Reproduce each line, exactly, from the one containing "Serialize everything readable" through the end of the material. Exclude pictures.

^^^^^^^^

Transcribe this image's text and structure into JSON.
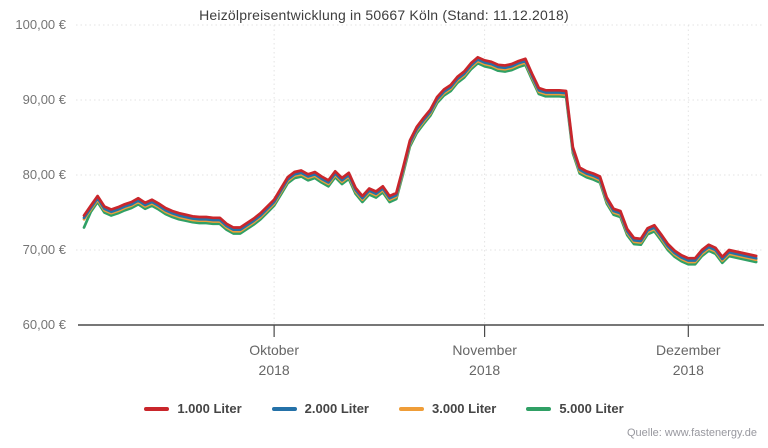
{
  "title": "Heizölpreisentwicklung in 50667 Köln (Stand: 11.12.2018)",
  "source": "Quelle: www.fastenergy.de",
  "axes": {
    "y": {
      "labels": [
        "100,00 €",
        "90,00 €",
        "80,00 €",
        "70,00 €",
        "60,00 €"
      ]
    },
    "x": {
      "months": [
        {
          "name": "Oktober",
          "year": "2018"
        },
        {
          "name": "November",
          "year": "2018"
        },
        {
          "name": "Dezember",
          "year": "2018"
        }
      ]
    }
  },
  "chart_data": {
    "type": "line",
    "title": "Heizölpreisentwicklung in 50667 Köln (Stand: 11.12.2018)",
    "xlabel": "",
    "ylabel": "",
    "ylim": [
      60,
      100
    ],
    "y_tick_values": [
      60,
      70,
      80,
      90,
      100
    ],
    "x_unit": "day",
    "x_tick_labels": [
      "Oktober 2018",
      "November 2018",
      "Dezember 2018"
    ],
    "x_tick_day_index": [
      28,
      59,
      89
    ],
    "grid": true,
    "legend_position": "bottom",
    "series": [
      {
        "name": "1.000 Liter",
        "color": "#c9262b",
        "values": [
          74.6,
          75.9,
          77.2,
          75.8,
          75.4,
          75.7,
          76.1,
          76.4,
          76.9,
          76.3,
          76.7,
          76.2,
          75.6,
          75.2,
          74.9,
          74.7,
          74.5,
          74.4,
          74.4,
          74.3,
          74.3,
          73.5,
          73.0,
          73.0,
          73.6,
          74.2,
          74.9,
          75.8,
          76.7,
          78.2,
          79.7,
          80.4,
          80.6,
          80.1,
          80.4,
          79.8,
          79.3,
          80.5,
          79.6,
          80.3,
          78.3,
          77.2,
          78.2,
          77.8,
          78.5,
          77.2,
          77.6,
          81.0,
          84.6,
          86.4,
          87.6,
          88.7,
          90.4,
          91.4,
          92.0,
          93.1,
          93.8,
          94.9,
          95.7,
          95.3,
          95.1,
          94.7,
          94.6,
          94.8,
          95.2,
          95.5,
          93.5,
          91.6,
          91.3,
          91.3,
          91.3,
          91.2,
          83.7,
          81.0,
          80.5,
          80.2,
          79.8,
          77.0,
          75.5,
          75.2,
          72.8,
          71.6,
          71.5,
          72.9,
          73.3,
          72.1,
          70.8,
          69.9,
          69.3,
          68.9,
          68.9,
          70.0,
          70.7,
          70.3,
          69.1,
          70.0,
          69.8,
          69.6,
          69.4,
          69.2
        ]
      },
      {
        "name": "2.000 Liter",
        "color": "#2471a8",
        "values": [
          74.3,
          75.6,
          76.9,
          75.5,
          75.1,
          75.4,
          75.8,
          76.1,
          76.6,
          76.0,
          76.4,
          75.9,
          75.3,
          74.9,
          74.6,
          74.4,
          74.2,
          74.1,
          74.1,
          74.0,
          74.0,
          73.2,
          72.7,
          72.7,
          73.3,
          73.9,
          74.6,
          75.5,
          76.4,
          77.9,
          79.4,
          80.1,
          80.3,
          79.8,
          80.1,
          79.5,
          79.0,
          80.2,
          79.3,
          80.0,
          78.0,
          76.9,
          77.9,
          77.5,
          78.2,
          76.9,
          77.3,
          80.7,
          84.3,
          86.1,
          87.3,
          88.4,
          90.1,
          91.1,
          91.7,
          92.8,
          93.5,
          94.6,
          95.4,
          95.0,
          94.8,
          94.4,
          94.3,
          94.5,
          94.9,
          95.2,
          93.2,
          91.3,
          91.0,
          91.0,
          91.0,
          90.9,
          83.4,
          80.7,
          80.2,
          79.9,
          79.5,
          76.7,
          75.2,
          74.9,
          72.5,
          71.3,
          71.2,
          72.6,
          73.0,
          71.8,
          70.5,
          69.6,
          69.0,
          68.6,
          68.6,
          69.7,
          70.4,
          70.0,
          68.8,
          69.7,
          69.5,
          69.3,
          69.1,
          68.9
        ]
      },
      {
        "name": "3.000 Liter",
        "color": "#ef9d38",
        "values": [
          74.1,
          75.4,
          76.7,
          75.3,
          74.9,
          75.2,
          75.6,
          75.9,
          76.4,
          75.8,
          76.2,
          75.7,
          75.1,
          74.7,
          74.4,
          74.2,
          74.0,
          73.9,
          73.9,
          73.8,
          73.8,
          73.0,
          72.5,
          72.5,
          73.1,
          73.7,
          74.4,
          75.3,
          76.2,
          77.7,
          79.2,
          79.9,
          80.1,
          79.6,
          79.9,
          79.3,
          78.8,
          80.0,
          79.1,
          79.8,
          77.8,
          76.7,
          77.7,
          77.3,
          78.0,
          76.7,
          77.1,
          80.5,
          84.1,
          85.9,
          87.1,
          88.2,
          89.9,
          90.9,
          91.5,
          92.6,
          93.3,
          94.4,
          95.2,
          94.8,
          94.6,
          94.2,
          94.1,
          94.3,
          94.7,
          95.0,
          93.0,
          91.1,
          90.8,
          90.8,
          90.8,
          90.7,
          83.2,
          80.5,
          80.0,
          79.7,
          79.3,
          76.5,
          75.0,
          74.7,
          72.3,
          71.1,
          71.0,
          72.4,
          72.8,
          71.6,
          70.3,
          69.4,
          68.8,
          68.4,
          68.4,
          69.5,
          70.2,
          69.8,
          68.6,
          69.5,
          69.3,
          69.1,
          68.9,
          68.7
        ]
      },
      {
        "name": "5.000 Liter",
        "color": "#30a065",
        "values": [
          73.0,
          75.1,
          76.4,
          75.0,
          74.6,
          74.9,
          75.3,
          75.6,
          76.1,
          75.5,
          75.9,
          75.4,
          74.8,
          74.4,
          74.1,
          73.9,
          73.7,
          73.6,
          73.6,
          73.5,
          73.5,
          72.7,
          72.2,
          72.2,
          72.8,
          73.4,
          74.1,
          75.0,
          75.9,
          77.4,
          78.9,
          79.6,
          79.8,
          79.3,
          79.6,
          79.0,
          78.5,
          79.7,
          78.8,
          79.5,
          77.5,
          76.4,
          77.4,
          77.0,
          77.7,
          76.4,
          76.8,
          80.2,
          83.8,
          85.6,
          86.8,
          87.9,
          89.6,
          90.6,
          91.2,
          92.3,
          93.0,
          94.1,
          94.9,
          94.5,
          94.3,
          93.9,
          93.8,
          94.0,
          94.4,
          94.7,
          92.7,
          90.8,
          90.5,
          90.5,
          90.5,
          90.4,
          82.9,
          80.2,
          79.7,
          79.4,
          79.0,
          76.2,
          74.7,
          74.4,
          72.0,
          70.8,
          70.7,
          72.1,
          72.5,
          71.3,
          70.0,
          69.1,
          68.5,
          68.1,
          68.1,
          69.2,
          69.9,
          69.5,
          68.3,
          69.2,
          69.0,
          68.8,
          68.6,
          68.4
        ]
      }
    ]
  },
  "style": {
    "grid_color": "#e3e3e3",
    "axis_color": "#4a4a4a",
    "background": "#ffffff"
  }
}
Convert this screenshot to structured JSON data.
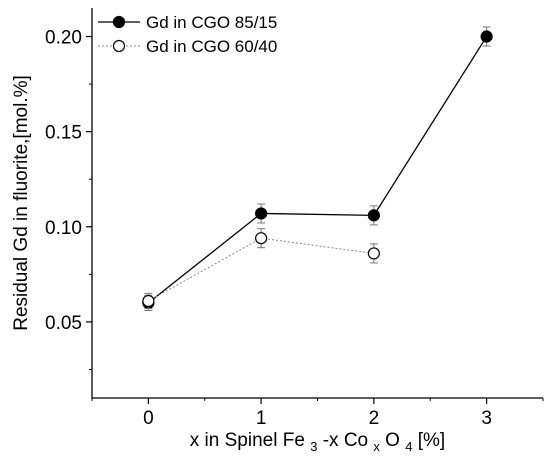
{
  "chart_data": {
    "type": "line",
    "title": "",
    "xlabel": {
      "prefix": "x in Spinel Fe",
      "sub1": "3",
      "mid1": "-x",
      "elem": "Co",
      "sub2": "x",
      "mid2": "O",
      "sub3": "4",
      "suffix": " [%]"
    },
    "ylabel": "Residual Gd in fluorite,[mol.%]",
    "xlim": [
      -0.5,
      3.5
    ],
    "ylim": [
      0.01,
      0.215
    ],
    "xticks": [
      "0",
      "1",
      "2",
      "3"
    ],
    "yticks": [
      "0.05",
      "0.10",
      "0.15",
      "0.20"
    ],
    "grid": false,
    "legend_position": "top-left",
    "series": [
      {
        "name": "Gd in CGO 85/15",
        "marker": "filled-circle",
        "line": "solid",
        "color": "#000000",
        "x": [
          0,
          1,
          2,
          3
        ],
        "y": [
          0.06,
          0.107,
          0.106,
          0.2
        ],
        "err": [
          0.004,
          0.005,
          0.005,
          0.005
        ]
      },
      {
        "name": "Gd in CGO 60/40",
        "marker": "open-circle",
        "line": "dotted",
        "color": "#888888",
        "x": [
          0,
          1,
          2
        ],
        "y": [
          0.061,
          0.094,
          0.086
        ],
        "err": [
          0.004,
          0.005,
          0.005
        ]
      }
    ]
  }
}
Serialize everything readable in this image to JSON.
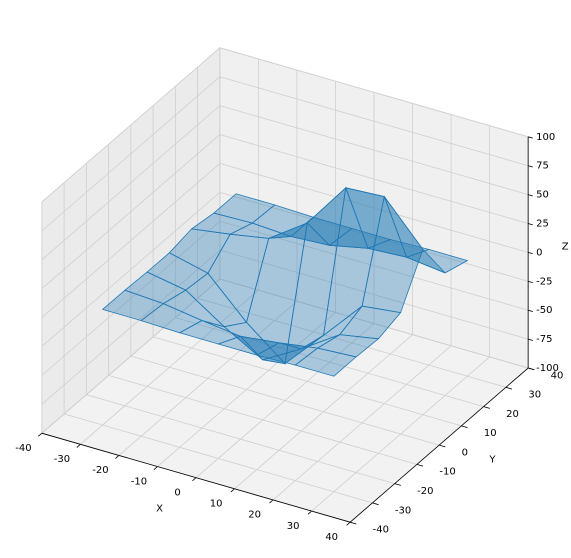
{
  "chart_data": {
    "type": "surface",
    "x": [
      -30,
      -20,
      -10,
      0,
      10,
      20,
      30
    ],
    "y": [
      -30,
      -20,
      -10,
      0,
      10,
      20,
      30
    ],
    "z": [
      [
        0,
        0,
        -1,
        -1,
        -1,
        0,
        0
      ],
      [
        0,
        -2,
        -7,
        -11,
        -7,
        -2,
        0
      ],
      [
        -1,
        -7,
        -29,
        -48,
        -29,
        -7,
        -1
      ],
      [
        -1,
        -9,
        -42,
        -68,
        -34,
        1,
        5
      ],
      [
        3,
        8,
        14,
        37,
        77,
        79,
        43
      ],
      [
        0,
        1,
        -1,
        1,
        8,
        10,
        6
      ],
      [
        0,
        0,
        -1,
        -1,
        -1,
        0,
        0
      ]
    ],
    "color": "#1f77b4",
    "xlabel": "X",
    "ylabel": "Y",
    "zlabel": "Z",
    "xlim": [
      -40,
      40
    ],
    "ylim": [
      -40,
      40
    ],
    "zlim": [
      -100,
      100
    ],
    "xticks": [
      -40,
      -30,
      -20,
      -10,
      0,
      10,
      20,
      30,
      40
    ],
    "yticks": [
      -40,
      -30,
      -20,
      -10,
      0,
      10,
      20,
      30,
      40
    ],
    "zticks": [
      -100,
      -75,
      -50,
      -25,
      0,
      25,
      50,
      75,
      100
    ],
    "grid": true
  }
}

^^^^^^^^

**Solution to the exercise**
Serialize everything readable in this image to JSON.
{
  "chart_data": {
    "type": "surface",
    "x": [
      -30,
      -20,
      -10,
      0,
      10,
      20,
      30
    ],
    "y": [
      -30,
      -20,
      -10,
      0,
      10,
      20,
      30
    ],
    "z": [
      [
        0,
        0,
        -1,
        -1,
        -1,
        0,
        0
      ],
      [
        0,
        -2,
        -7,
        -11,
        -7,
        -2,
        0
      ],
      [
        -1,
        -7,
        -29,
        -48,
        -29,
        -7,
        -1
      ],
      [
        -1,
        -9,
        -42,
        -68,
        -34,
        1,
        5
      ],
      [
        3,
        8,
        14,
        37,
        77,
        79,
        43
      ],
      [
        0,
        1,
        -1,
        1,
        8,
        10,
        6
      ],
      [
        0,
        0,
        -1,
        -1,
        -1,
        0,
        0
      ]
    ],
    "color": "#1f77b4",
    "xlabel": "X",
    "ylabel": "Y",
    "zlabel": "Z",
    "xlim": [
      -40,
      40
    ],
    "ylim": [
      -40,
      40
    ],
    "zlim": [
      -100,
      100
    ],
    "xticks": [
      -40,
      -30,
      -20,
      -10,
      0,
      10,
      20,
      30,
      40
    ],
    "yticks": [
      -40,
      -30,
      -20,
      -10,
      0,
      10,
      20,
      30,
      40
    ],
    "zticks": [
      -100,
      -75,
      -50,
      -25,
      0,
      25,
      50,
      75,
      100
    ],
    "grid": true
  }
}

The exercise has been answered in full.